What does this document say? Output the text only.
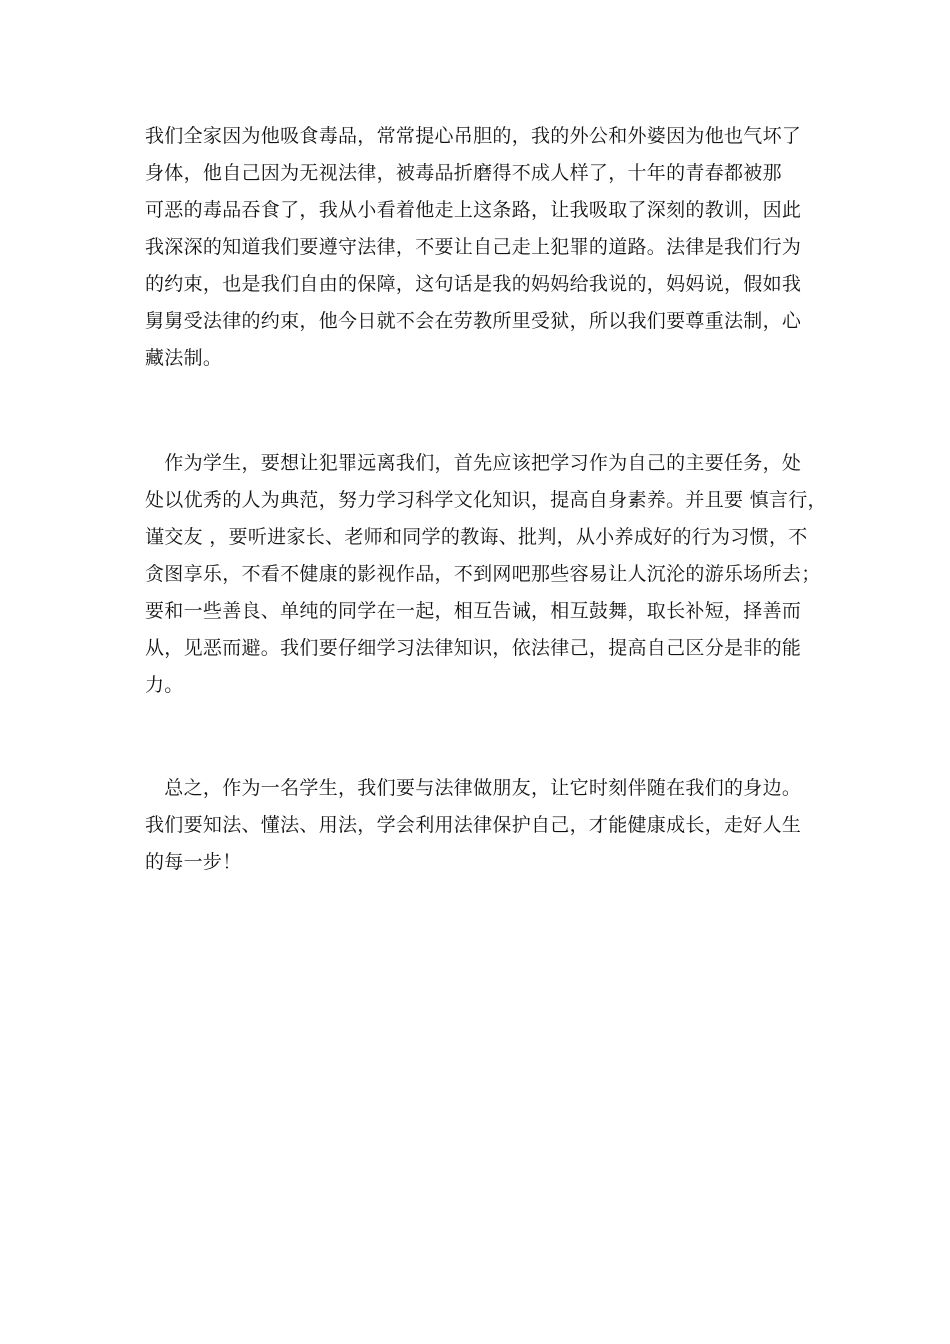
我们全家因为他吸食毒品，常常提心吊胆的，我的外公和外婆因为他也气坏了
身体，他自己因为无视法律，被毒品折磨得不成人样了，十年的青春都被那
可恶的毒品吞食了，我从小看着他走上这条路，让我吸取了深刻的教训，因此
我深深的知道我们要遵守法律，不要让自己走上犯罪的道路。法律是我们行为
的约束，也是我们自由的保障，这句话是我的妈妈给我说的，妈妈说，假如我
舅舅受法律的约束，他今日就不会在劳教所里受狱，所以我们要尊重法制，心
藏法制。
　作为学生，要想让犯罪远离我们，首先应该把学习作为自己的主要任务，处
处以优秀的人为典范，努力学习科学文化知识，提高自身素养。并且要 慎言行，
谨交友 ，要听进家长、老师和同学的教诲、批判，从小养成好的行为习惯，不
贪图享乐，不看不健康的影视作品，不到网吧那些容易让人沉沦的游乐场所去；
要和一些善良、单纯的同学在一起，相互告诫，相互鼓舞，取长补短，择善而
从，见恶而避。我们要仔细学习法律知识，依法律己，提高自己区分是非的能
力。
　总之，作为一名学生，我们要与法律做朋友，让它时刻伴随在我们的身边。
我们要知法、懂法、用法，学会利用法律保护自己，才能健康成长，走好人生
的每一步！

━━━

_STATED PROBLEM_
Make an exact copy of the listing above. Do not include the pictures.

_COMPLETED TASK_
What does this document say? Output the text only.
我们全家因为他吸食毒品，常常提心吊胆的，我的外公和外婆因为他也气坏了
身体，他自己因为无视法律，被毒品折磨得不成人样了，十年的青春都被那
可恶的毒品吞食了，我从小看着他走上这条路，让我吸取了深刻的教训，因此
我深深的知道我们要遵守法律，不要让自己走上犯罪的道路。法律是我们行为
的约束，也是我们自由的保障，这句话是我的妈妈给我说的，妈妈说，假如我
舅舅受法律的约束，他今日就不会在劳教所里受狱，所以我们要尊重法制，心
藏法制。
　作为学生，要想让犯罪远离我们，首先应该把学习作为自己的主要任务，处
处以优秀的人为典范，努力学习科学文化知识，提高自身素养。并且要 慎言行，
谨交友 ，要听进家长、老师和同学的教诲、批判，从小养成好的行为习惯，不
贪图享乐，不看不健康的影视作品，不到网吧那些容易让人沉沦的游乐场所去；
要和一些善良、单纯的同学在一起，相互告诫，相互鼓舞，取长补短，择善而
从，见恶而避。我们要仔细学习法律知识，依法律己，提高自己区分是非的能
力。
　总之，作为一名学生，我们要与法律做朋友，让它时刻伴随在我们的身边。
我们要知法、懂法、用法，学会利用法律保护自己，才能健康成长，走好人生
的每一步！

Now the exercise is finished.